Every line of the listing must be reproduced as it stands. Leave the images behind.

Data records
-*-

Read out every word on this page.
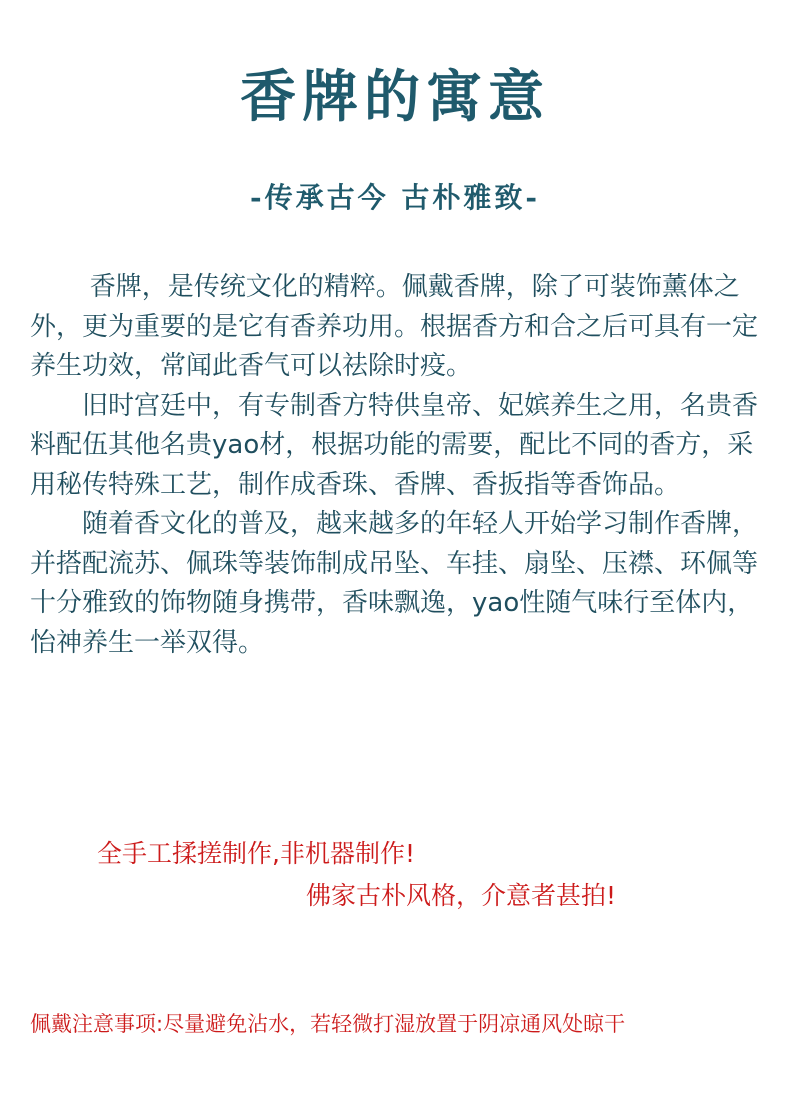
香牌的寓意
-传承古今 古朴雅致-

香牌，是传统文化的精粹。佩戴香牌，除了可装饰薰体之外，更为重要的是它有香养功用。根据香方和合之后可具有一定养生功效，常闻此香气可以祛除时疫。

旧时宫廷中，有专制香方特供皇帝、妃嫔养生之用，名贵香料配伍其他名贵yao材，根据功能的需要，配比不同的香方，采用秘传特殊工艺，制作成香珠、香牌、香扳指等香饰品。

随着香文化的普及，越来越多的年轻人开始学习制作香牌，并搭配流苏、佩珠等装饰制成吊坠、车挂、扇坠、压襟、环佩等十分雅致的饰物随身携带，香味飘逸，yao性随气味行至体内，怡神养生一举双得。

全手工揉搓制作,非机器制作!
佛家古朴风格，介意者甚拍!
佩戴注意事项:尽量避免沾水，若轻微打湿放置于阴凉通风处晾干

-*-

### Exercise output
Read out every word on this page.
香牌的寓意
-传承古今 古朴雅致-

香牌，是传统文化的精粹。佩戴香牌，除了可装饰薰体之外，更为重要的是它有香养功用。根据香方和合之后可具有一定养生功效，常闻此香气可以祛除时疫。

旧时宫廷中，有专制香方特供皇帝、妃嫔养生之用，名贵香料配伍其他名贵yao材，根据功能的需要，配比不同的香方，采用秘传特殊工艺，制作成香珠、香牌、香扳指等香饰品。

随着香文化的普及，越来越多的年轻人开始学习制作香牌，并搭配流苏、佩珠等装饰制成吊坠、车挂、扇坠、压襟、环佩等十分雅致的饰物随身携带，香味飘逸，yao性随气味行至体内，怡神养生一举双得。

全手工揉搓制作,非机器制作!
佛家古朴风格，介意者甚拍!
佩戴注意事项:尽量避免沾水，若轻微打湿放置于阴凉通风处晾干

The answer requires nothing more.